A single number is the answer: the count of lines in these records with "CTCs" in them.

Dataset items
•••
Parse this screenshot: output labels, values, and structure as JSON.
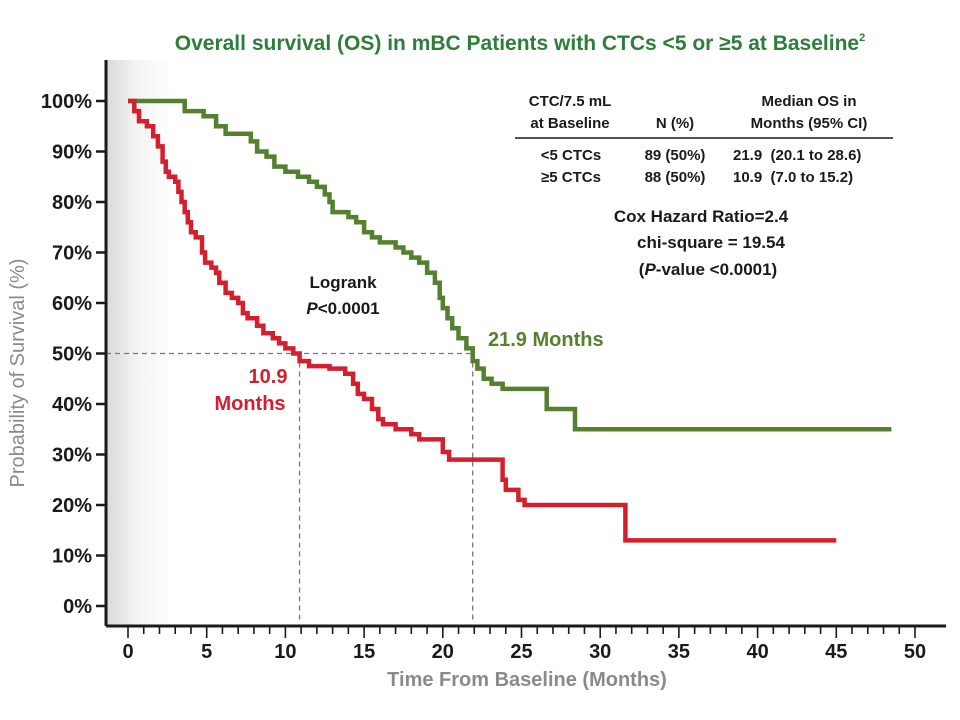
{
  "chart_data": {
    "type": "line",
    "title": "Overall survival (OS) in mBC Patients with CTCs <5 or ≥5 at Baseline",
    "title_superscript": "2",
    "xlabel": "Time From Baseline (Months)",
    "ylabel": "Probability of Survival (%)",
    "xlim": [
      0,
      50
    ],
    "ylim": [
      0,
      100
    ],
    "x_ticks": [
      0,
      5,
      10,
      15,
      20,
      25,
      30,
      35,
      40,
      45,
      50
    ],
    "x_tick_labels": [
      "0",
      "5",
      "10",
      "15",
      "20",
      "25",
      "30",
      "35",
      "40",
      "45",
      "50"
    ],
    "y_ticks": [
      0,
      10,
      20,
      30,
      40,
      50,
      60,
      70,
      80,
      90,
      100
    ],
    "y_tick_labels": [
      "0%",
      "10%",
      "20%",
      "30%",
      "40%",
      "50%",
      "60%",
      "70%",
      "80%",
      "90%",
      "100%"
    ],
    "grid": false,
    "series": [
      {
        "name": "<5 CTCs",
        "color": "#55802f",
        "steps": [
          [
            0,
            100
          ],
          [
            3.3,
            100
          ],
          [
            3.6,
            98
          ],
          [
            4.8,
            97
          ],
          [
            5.6,
            95
          ],
          [
            6.2,
            93.5
          ],
          [
            7.5,
            93.5
          ],
          [
            7.8,
            92
          ],
          [
            8.2,
            90
          ],
          [
            8.8,
            89
          ],
          [
            9.3,
            87
          ],
          [
            10,
            86
          ],
          [
            10.8,
            85
          ],
          [
            11.5,
            84
          ],
          [
            12,
            83
          ],
          [
            12.5,
            81.5
          ],
          [
            12.8,
            80
          ],
          [
            13,
            78
          ],
          [
            13.8,
            78
          ],
          [
            14,
            77
          ],
          [
            14.5,
            76
          ],
          [
            15,
            74
          ],
          [
            15.5,
            73
          ],
          [
            16,
            72
          ],
          [
            17,
            71
          ],
          [
            17.5,
            70
          ],
          [
            18,
            69
          ],
          [
            18.5,
            68
          ],
          [
            19,
            66
          ],
          [
            19.5,
            64
          ],
          [
            19.8,
            61
          ],
          [
            20,
            59
          ],
          [
            20.3,
            57
          ],
          [
            20.6,
            55
          ],
          [
            21,
            53
          ],
          [
            21.5,
            51
          ],
          [
            21.9,
            48.5
          ],
          [
            22.2,
            47
          ],
          [
            22.6,
            45
          ],
          [
            23.1,
            44
          ],
          [
            23.8,
            43
          ],
          [
            26.4,
            43
          ],
          [
            26.6,
            39
          ],
          [
            28,
            39
          ],
          [
            28.4,
            35
          ],
          [
            48.5,
            35
          ]
        ]
      },
      {
        "name": "≥5 CTCs",
        "color": "#d4202e",
        "steps": [
          [
            0,
            100
          ],
          [
            0.4,
            98
          ],
          [
            0.7,
            96
          ],
          [
            1.2,
            95
          ],
          [
            1.6,
            93
          ],
          [
            1.9,
            91
          ],
          [
            2.2,
            88
          ],
          [
            2.4,
            86
          ],
          [
            2.6,
            85
          ],
          [
            3,
            84
          ],
          [
            3.2,
            82
          ],
          [
            3.4,
            80
          ],
          [
            3.6,
            78
          ],
          [
            3.8,
            76
          ],
          [
            4,
            74
          ],
          [
            4.3,
            73
          ],
          [
            4.7,
            70
          ],
          [
            4.9,
            68
          ],
          [
            5.3,
            67
          ],
          [
            5.6,
            66
          ],
          [
            5.8,
            64
          ],
          [
            6.2,
            62
          ],
          [
            6.6,
            61
          ],
          [
            7,
            60
          ],
          [
            7.3,
            58
          ],
          [
            7.6,
            57
          ],
          [
            8.2,
            55.5
          ],
          [
            8.6,
            54
          ],
          [
            9.2,
            53
          ],
          [
            9.6,
            52
          ],
          [
            10,
            51
          ],
          [
            10.5,
            50
          ],
          [
            10.9,
            48.5
          ],
          [
            11.5,
            47.5
          ],
          [
            12.8,
            47
          ],
          [
            13.8,
            46
          ],
          [
            14.3,
            44
          ],
          [
            14.6,
            42
          ],
          [
            15,
            41
          ],
          [
            15.5,
            39
          ],
          [
            15.9,
            37
          ],
          [
            16.2,
            36
          ],
          [
            17,
            35
          ],
          [
            18,
            34
          ],
          [
            18.5,
            33
          ],
          [
            19.8,
            33
          ],
          [
            20,
            30.5
          ],
          [
            20.4,
            29
          ],
          [
            23.5,
            29
          ],
          [
            23.8,
            25
          ],
          [
            24,
            23
          ],
          [
            24.8,
            21
          ],
          [
            25.2,
            20
          ],
          [
            31.4,
            20
          ],
          [
            31.6,
            13
          ],
          [
            45,
            13
          ]
        ]
      }
    ],
    "reference_lines": {
      "y": 50,
      "x": [
        10.9,
        21.9
      ],
      "style": "dashed",
      "color": "#777777"
    },
    "median_labels": {
      "low": {
        "line1": "10.9",
        "line2": "Months",
        "color": "#d4202e"
      },
      "high": {
        "text": "21.9 Months",
        "color": "#55802f"
      }
    },
    "logrank": {
      "line1": "Logrank",
      "p_italic": "P",
      "p_rest": "<0.0001"
    },
    "table": {
      "header": {
        "col1_line1": "CTC/7.5 mL",
        "col1_line2": "at Baseline",
        "col2": "N (%)",
        "col3_line1": "Median OS in",
        "col3_line2": "Months (95% CI)"
      },
      "rows": [
        {
          "group": "<5 CTCs",
          "n": "89 (50%)",
          "median": "21.9  (20.1 to 28.6)",
          "color": "#55802f"
        },
        {
          "group": "≥5 CTCs",
          "n": "88 (50%)",
          "median": "10.9  (7.0 to 15.2)",
          "color": "#d4202e"
        }
      ]
    },
    "cox": {
      "line1": "Cox Hazard Ratio=2.4",
      "line2": "chi-square = 19.54",
      "line3_open": "(",
      "line3_italic": "P",
      "line3_rest": "-value <0.0001)"
    },
    "title_color": "#2e7d3a"
  }
}
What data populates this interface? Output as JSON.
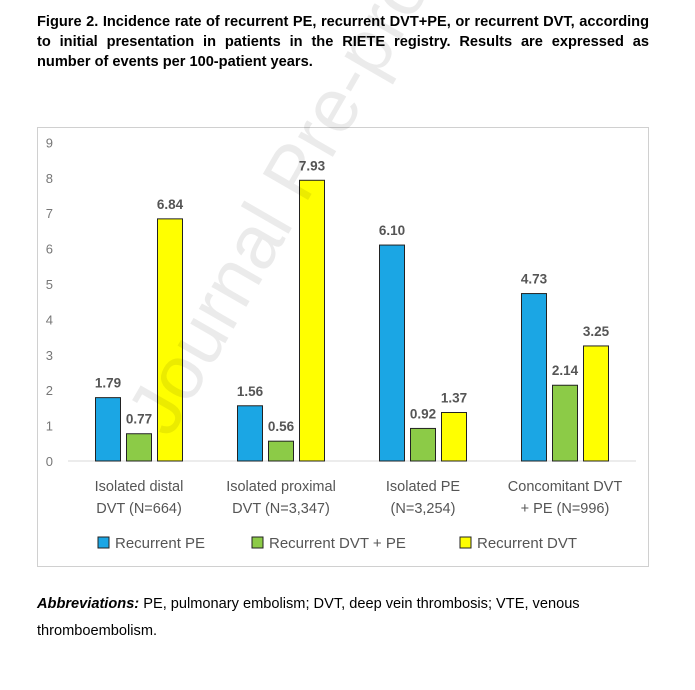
{
  "caption": "Figure 2. Incidence rate of recurrent PE, recurrent DVT+PE, or recurrent DVT, according to initial presentation in patients in the RIETE registry. Results are expressed as number of events per 100-patient years.",
  "abbreviations": {
    "label": "Abbreviations:",
    "text": " PE, pulmonary embolism; DVT, deep vein thrombosis; VTE, venous thromboembolism."
  },
  "watermark": "Journal Pre-proof",
  "chart_data": {
    "type": "bar",
    "categories": [
      [
        "Isolated distal",
        "DVT (N=664)"
      ],
      [
        "Isolated proximal",
        "DVT (N=3,347)"
      ],
      [
        "Isolated PE",
        "(N=3,254)"
      ],
      [
        "Concomitant DVT",
        "+ PE (N=996)"
      ]
    ],
    "series": [
      {
        "name": "Recurrent PE",
        "color": "#1BA6E4",
        "values": [
          1.79,
          1.56,
          6.1,
          4.73
        ],
        "labels": [
          "1.79",
          "1.56",
          "6.10",
          "4.73"
        ]
      },
      {
        "name": "Recurrent DVT + PE",
        "color": "#8CCB47",
        "values": [
          0.77,
          0.56,
          0.92,
          2.14
        ],
        "labels": [
          "0.77",
          "0.56",
          "0.92",
          "2.14"
        ]
      },
      {
        "name": "Recurrent DVT",
        "color": "#FFFF00",
        "values": [
          6.84,
          7.93,
          1.37,
          3.25
        ],
        "labels": [
          "6.84",
          "7.93",
          "1.37",
          "3.25"
        ]
      }
    ],
    "yticks": [
      "0",
      "1",
      "2",
      "3",
      "4",
      "5",
      "6",
      "7",
      "8",
      "9"
    ],
    "ylim": [
      0,
      9
    ],
    "grid": false,
    "legend_position": "bottom",
    "tick_color": "#777777",
    "label_color": "#555555",
    "edge_color": "#222222"
  }
}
•••
= Your response =
5